▶ **Exercise requirements**:
Write out all of the data exactly as it appears.

▶ **Extracted data**:
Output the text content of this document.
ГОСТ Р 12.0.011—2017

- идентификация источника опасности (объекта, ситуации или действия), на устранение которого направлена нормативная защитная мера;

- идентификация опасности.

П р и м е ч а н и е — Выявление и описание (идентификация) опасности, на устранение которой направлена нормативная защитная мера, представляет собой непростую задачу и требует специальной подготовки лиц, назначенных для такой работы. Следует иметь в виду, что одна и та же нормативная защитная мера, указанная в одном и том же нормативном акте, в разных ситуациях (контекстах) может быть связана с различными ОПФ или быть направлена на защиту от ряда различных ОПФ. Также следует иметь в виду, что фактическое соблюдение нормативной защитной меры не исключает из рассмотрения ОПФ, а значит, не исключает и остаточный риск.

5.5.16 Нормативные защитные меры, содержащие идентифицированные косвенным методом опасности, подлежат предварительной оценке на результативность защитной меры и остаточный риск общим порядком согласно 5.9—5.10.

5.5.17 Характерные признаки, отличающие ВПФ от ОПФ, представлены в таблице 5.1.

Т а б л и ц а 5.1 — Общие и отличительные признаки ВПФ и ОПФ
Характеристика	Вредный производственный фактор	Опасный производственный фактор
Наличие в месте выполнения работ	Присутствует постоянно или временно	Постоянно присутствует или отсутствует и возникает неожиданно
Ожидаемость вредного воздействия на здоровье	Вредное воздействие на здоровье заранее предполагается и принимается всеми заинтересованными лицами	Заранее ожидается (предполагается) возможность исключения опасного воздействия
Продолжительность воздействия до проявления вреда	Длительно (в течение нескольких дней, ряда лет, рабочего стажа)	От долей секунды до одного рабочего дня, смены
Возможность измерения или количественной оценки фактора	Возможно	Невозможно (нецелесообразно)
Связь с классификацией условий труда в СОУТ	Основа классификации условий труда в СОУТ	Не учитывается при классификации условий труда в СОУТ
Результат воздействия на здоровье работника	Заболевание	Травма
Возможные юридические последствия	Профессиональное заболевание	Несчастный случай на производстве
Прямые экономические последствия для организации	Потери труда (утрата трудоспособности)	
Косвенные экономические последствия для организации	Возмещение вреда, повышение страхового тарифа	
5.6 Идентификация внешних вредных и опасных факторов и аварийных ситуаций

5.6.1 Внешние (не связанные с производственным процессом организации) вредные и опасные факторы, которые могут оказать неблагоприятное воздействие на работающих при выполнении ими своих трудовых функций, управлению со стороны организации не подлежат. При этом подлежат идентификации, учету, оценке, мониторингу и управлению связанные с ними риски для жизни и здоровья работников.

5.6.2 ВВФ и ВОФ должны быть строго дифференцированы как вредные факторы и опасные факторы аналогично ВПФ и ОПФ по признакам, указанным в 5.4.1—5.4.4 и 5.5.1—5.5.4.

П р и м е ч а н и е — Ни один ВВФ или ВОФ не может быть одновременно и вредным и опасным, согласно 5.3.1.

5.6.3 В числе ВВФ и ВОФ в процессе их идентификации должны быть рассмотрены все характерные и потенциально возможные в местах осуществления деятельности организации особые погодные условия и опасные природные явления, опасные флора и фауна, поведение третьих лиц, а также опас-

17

▶ **Reply to the exercise**:
Output the text content of this document.
ГОСТ Р 12.0.011—2017

- идентификация источника опасности (объекта, ситуации или действия), на устранение которого направлена нормативная защитная мера;

- идентификация опасности.

П р и м е ч а н и е — Выявление и описание (идентификация) опасности, на устранение которой направлена нормативная защитная мера, представляет собой непростую задачу и требует специальной подготовки лиц, назначенных для такой работы. Следует иметь в виду, что одна и та же нормативная защитная мера, указанная в одном и том же нормативном акте, в разных ситуациях (контекстах) может быть связана с различными ОПФ или быть направлена на защиту от ряда различных ОПФ. Также следует иметь в виду, что фактическое соблюдение нормативной защитной меры не исключает из рассмотрения ОПФ, а значит, не исключает и остаточный риск.

5.5.16 Нормативные защитные меры, содержащие идентифицированные косвенным методом опасности, подлежат предварительной оценке на результативность защитной меры и остаточный риск общим порядком согласно 5.9—5.10.

5.5.17 Характерные признаки, отличающие ВПФ от ОПФ, представлены в таблице 5.1.

Т а б л и ц а 5.1 — Общие и отличительные признаки ВПФ и ОПФ
Характеристика	Вредный производственный фактор	Опасный производственный фактор
Наличие в месте выполнения работ	Присутствует постоянно или временно	Постоянно присутствует или отсутствует и возникает неожиданно
Ожидаемость вредного воздействия на здоровье	Вредное воздействие на здоровье заранее предполагается и принимается всеми заинтересованными лицами	Заранее ожидается (предполагается) возможность исключения опасного воздействия
Продолжительность воздействия до проявления вреда	Длительно (в течение нескольких дней, ряда лет, рабочего стажа)	От долей секунды до одного рабочего дня, смены
Возможность измерения или количественной оценки фактора	Возможно	Невозможно (нецелесообразно)
Связь с классификацией условий труда в СОУТ	Основа классификации условий труда в СОУТ	Не учитывается при классификации условий труда в СОУТ
Результат воздействия на здоровье работника	Заболевание	Травма
Возможные юридические последствия	Профессиональное заболевание	Несчастный случай на производстве
Прямые экономические последствия для организации	Потери труда (утрата трудоспособности)	
Косвенные экономические последствия для организации	Возмещение вреда, повышение страхового тарифа	
5.6 Идентификация внешних вредных и опасных факторов и аварийных ситуаций

5.6.1 Внешние (не связанные с производственным процессом организации) вредные и опасные факторы, которые могут оказать неблагоприятное воздействие на работающих при выполнении ими своих трудовых функций, управлению со стороны организации не подлежат. При этом подлежат идентификации, учету, оценке, мониторингу и управлению связанные с ними риски для жизни и здоровья работников.

5.6.2 ВВФ и ВОФ должны быть строго дифференцированы как вредные факторы и опасные факторы аналогично ВПФ и ОПФ по признакам, указанным в 5.4.1—5.4.4 и 5.5.1—5.5.4.

П р и м е ч а н и е — Ни один ВВФ или ВОФ не может быть одновременно и вредным и опасным, согласно 5.3.1.

5.6.3 В числе ВВФ и ВОФ в процессе их идентификации должны быть рассмотрены все характерные и потенциально возможные в местах осуществления деятельности организации особые погодные условия и опасные природные явления, опасные флора и фауна, поведение третьих лиц, а также опас-

17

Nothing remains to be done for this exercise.